### Dataset content
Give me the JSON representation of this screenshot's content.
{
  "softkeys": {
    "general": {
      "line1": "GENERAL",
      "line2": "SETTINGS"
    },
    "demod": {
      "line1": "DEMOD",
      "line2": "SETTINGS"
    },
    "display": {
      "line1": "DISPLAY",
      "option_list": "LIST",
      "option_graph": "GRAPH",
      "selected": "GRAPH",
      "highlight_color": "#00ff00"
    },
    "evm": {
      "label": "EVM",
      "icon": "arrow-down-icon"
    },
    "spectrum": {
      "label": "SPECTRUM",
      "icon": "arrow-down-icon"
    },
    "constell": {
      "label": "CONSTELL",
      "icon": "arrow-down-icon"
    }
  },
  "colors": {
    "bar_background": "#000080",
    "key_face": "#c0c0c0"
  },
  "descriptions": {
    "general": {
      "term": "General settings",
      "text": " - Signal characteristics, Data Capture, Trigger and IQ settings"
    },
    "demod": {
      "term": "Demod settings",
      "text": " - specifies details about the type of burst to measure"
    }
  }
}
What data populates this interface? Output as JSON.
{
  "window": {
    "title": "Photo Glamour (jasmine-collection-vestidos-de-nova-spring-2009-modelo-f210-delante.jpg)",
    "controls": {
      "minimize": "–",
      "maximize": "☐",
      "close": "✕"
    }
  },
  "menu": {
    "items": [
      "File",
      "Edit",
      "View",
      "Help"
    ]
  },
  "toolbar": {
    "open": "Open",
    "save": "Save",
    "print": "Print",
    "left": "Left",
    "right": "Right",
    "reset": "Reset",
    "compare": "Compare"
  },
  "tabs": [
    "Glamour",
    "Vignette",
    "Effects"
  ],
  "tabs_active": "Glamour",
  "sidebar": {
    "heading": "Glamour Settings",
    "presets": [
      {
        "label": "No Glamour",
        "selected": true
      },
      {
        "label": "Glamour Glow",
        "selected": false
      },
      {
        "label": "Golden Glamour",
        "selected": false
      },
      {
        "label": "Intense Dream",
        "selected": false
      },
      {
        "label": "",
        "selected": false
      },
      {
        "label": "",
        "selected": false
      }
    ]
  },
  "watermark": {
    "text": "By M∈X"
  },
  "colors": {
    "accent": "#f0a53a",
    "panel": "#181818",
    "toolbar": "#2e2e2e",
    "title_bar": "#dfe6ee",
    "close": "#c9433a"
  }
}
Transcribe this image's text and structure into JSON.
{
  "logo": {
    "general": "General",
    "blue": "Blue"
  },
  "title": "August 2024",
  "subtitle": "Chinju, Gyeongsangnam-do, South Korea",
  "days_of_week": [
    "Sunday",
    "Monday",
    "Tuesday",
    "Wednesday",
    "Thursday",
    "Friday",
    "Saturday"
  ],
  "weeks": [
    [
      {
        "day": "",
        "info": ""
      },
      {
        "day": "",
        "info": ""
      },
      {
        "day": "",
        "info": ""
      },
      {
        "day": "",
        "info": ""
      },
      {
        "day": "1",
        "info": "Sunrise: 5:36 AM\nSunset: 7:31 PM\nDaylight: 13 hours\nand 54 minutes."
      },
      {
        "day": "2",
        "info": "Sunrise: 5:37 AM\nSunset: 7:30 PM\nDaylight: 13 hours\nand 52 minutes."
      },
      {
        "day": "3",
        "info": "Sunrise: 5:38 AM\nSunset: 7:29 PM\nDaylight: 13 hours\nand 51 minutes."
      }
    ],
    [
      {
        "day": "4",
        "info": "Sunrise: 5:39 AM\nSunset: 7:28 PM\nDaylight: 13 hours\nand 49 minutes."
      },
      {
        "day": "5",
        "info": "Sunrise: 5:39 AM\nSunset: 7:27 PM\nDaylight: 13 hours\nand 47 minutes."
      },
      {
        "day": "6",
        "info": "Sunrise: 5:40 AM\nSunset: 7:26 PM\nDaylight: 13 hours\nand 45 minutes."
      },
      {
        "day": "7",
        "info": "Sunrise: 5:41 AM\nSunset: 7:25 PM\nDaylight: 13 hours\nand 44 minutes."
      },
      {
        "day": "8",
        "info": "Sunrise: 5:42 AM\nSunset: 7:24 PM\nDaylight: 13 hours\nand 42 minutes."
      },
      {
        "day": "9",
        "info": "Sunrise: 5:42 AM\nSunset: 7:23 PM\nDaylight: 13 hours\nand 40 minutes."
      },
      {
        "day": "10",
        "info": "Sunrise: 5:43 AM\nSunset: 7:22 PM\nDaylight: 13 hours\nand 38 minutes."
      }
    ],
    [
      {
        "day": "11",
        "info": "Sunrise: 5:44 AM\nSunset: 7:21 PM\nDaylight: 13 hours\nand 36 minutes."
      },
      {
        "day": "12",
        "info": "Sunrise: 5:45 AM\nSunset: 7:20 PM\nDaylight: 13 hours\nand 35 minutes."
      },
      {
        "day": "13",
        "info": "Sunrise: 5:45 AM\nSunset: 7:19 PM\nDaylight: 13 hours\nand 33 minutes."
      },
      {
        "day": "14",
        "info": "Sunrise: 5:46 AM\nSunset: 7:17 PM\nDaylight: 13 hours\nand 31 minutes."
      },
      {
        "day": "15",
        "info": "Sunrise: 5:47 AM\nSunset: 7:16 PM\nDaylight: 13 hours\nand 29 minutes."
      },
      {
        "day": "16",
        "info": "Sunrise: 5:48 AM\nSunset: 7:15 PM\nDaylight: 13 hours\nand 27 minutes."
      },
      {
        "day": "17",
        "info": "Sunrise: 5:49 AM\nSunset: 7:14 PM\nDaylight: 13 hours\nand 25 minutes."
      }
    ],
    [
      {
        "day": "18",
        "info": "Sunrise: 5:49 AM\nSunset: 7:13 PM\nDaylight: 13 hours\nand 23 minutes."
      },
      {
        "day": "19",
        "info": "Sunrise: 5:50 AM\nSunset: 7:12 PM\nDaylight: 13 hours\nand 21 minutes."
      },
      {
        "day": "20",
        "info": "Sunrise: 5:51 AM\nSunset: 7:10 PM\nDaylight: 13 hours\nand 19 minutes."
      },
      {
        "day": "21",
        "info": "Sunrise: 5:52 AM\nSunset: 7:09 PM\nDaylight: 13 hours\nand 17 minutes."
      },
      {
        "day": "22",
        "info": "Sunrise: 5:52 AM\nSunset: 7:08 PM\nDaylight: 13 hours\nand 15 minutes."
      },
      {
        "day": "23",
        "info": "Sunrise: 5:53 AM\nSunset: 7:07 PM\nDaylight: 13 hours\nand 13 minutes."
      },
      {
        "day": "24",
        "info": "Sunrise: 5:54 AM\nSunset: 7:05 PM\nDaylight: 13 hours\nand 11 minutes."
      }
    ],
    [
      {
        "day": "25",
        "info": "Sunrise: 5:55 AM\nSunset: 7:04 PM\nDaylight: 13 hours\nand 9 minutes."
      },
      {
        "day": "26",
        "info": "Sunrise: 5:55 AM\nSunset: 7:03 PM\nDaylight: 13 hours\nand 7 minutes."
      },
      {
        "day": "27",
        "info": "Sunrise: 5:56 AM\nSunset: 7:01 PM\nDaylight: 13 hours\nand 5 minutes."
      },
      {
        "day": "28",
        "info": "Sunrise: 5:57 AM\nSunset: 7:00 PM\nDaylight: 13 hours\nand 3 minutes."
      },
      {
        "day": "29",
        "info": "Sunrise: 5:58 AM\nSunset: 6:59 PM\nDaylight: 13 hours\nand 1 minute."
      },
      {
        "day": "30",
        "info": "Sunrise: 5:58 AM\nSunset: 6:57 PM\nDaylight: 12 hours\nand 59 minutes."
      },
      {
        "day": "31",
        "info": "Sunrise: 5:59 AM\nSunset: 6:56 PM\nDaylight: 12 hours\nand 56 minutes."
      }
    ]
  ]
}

### What you are asked to do
From the entries above, extract each line containing "Glamour".

### Response to the task
    "title": "Photo Glamour (jasmine-collection-vestidos-de-nova-spring-2009-modelo-f210-delante.jpg)",
    "Glamour",
  "tabs_active": "Glamour",
    "heading": "Glamour Settings",
        "label": "No Glamour",
        "label": "Glamour Glow",
        "label": "Golden Glamour",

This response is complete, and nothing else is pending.